*TRECHO DO TEXTO*
↓

Já o governo atual, mais comprometido com os compromissos de descarbonização assumidos, decidiu trazer o programa, gradualmente, para sua proposta original de metas anuais cumpridas dentro do próprio ano. Para evitar um outro choque na demanda por Cbios, foram mantidas as datas de set/23 e mar/24 para as metas de 2022 e 2023, respectivamente, e o ajuste foi feito apenas a partir da meta de 2024, que deverá ser cumprida até dezembro daquele ano.

Interessante ressaltar que no período entre jan/22 a mar/23 foram vendidos 36,7 milhões de Cbios, praticamente o mesmo valor da meta prevista para o ano de 2022. No período de jan/22 a jun/23 (último dado completo disponível) foram vendidos de 47 milhões de CBIOs, contra uma meta de 46 milhões, considerando a meta de 2022 integralmente, mais 3 meses de cumprimento da meta de 2023 a partir de abril. Em outras palavras, havia oferta mais do que suficiente de Cbios se todas as distribuidoras, de forma prudente, estivessem comprando os títulos na proporção de 1/12 da meta anual a cada mês.

↑

*OS DADOS*
↓

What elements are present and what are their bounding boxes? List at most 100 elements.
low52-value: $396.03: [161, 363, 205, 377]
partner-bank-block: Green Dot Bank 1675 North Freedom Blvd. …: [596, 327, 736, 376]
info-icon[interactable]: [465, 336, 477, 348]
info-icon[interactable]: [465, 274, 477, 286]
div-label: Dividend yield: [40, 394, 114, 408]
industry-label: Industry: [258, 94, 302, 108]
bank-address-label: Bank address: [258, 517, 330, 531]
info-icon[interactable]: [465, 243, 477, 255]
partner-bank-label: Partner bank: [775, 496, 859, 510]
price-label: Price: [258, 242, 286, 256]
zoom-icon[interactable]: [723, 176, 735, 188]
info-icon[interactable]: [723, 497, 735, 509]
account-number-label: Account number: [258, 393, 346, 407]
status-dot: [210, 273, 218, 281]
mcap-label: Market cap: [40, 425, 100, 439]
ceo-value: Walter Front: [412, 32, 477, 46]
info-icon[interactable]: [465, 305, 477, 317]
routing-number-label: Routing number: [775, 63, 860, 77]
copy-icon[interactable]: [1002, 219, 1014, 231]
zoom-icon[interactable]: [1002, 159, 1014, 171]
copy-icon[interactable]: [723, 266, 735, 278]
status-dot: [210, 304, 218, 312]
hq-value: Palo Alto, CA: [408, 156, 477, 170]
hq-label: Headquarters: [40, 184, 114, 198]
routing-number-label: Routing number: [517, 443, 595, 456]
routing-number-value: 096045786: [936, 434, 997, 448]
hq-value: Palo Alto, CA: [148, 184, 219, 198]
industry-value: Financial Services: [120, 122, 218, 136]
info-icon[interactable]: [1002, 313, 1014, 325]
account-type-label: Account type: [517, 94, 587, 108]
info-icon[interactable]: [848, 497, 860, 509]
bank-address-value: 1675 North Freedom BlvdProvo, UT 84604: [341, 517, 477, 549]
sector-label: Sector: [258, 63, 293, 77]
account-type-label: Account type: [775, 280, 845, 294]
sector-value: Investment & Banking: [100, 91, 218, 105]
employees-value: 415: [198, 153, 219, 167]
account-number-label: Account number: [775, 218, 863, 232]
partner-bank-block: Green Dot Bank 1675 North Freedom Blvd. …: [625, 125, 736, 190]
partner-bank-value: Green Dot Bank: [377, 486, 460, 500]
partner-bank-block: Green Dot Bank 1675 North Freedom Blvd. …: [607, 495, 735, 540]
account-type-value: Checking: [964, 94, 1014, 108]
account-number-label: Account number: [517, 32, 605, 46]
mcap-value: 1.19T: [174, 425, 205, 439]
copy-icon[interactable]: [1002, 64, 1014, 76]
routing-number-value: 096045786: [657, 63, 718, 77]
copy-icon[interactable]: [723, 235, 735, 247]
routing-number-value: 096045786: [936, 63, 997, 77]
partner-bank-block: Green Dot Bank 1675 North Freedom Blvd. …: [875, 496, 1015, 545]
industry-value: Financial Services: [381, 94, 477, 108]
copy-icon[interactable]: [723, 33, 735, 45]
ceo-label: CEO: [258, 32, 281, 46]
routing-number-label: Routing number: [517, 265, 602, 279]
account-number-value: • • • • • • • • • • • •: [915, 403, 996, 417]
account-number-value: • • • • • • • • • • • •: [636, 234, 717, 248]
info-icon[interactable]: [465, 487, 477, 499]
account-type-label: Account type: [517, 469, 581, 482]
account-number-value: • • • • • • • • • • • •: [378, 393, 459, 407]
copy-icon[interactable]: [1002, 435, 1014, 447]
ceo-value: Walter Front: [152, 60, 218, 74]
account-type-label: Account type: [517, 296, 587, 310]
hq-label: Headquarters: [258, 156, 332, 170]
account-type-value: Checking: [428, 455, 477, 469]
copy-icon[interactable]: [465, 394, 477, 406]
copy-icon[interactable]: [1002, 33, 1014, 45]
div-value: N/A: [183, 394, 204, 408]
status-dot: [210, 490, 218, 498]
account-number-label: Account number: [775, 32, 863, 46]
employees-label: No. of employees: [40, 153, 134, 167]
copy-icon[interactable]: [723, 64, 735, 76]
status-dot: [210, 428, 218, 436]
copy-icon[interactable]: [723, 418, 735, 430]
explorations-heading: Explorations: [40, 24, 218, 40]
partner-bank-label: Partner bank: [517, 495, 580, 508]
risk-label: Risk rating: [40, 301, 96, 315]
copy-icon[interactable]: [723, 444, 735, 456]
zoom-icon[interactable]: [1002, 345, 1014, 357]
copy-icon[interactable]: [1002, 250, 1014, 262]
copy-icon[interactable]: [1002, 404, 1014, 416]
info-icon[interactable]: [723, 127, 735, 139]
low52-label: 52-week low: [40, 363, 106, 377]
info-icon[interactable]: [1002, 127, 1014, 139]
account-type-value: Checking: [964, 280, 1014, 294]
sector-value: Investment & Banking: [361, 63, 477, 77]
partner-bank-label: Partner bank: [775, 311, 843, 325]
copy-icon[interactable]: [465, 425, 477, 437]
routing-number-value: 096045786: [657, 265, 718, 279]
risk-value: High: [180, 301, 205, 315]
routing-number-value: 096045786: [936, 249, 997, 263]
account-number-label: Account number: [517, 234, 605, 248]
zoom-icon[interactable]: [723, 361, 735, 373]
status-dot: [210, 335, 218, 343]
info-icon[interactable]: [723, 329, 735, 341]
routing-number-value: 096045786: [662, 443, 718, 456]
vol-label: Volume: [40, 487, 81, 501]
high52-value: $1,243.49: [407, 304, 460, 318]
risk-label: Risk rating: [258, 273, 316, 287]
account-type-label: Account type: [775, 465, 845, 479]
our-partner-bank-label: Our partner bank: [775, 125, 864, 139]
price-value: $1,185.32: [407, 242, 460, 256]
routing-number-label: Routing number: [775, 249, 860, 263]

↑

*EXERCÍCIO*
Reproduza fielmente, do texto sobre os Cbios, tudo o que vai de "Já o governo" até "dezembro daquele ano.".

*SUA RESPOSTA*
Já o governo atual, mais comprometido com os compromissos de descarbonização assumidos, decidiu trazer o programa, gradualmente, para sua proposta original de metas anuais cumpridas dentro do próprio ano. Para evitar um outro choque na demanda por Cbios, foram mantidas as datas de set/23 e mar/24 para as metas de 2022 e 2023, respectivamente, e o ajuste foi feito apenas a partir da meta de 2024, que deverá ser cumprida até dezembro daquele ano.